### Problem details
Below are the records; locate each line with the word "data" and copy it.
------------------------
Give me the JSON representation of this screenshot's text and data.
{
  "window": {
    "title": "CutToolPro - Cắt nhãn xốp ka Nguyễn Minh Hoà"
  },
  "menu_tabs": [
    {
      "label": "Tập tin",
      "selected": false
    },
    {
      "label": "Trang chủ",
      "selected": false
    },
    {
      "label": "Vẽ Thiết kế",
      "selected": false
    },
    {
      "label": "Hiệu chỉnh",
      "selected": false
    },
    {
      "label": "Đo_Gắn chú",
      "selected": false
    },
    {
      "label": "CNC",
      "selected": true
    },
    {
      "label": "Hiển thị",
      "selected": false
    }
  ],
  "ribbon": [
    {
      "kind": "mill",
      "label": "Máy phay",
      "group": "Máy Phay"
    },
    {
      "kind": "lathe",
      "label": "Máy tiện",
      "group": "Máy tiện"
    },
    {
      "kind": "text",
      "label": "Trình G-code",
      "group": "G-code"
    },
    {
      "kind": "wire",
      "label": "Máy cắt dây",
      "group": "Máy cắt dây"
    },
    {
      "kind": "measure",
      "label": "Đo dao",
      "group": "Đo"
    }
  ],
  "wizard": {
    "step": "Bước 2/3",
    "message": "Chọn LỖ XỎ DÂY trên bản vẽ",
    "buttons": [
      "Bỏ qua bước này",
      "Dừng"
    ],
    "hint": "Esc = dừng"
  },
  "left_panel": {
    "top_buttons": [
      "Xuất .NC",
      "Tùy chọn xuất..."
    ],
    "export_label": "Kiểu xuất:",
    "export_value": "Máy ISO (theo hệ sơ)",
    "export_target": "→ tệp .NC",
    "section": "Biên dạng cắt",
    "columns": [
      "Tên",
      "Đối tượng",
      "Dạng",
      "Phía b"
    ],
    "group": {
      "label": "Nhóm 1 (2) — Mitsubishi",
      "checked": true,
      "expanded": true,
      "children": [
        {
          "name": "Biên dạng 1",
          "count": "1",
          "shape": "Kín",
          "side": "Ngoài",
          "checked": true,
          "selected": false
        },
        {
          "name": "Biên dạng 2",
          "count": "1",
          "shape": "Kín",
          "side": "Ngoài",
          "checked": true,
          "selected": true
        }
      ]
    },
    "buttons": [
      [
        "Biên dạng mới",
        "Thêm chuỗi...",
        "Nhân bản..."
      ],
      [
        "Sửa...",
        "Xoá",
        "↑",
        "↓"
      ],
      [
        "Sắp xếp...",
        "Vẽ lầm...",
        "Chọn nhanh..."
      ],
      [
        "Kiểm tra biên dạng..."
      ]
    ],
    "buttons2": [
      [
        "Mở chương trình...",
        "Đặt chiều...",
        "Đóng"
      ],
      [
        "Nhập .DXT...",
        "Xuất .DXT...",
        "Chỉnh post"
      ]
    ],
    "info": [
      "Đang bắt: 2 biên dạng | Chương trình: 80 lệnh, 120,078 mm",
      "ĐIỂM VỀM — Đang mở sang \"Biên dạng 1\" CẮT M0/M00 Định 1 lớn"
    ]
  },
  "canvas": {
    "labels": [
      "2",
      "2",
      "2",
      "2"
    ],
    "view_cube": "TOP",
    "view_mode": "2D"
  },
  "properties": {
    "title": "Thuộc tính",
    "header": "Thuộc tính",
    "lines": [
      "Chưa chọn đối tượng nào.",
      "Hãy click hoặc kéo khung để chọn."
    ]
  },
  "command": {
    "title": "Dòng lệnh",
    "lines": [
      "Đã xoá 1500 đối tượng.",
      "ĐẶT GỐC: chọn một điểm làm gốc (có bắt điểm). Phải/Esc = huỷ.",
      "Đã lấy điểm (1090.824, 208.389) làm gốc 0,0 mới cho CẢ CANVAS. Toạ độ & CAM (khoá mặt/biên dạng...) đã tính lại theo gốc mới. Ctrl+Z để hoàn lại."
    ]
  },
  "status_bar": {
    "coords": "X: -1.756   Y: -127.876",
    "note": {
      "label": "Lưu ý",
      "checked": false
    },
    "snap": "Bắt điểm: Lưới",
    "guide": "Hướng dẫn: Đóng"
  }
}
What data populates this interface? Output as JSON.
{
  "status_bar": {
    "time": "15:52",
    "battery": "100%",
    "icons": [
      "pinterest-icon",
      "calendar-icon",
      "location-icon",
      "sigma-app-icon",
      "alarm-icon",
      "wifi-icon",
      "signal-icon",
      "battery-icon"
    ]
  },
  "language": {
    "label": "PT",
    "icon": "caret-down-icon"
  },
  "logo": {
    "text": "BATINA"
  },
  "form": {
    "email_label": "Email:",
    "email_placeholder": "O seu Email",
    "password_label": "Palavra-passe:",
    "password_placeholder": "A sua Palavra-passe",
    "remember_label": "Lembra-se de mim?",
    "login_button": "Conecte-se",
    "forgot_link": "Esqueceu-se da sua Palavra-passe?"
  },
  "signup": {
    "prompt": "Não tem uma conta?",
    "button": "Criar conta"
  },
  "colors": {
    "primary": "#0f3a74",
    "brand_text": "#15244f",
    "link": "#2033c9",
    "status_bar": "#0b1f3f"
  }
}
------------------------
### Solution for this exercise
Give me the JSON representation of this screenshot's text and data.
What data populates this interface? Output as JSON.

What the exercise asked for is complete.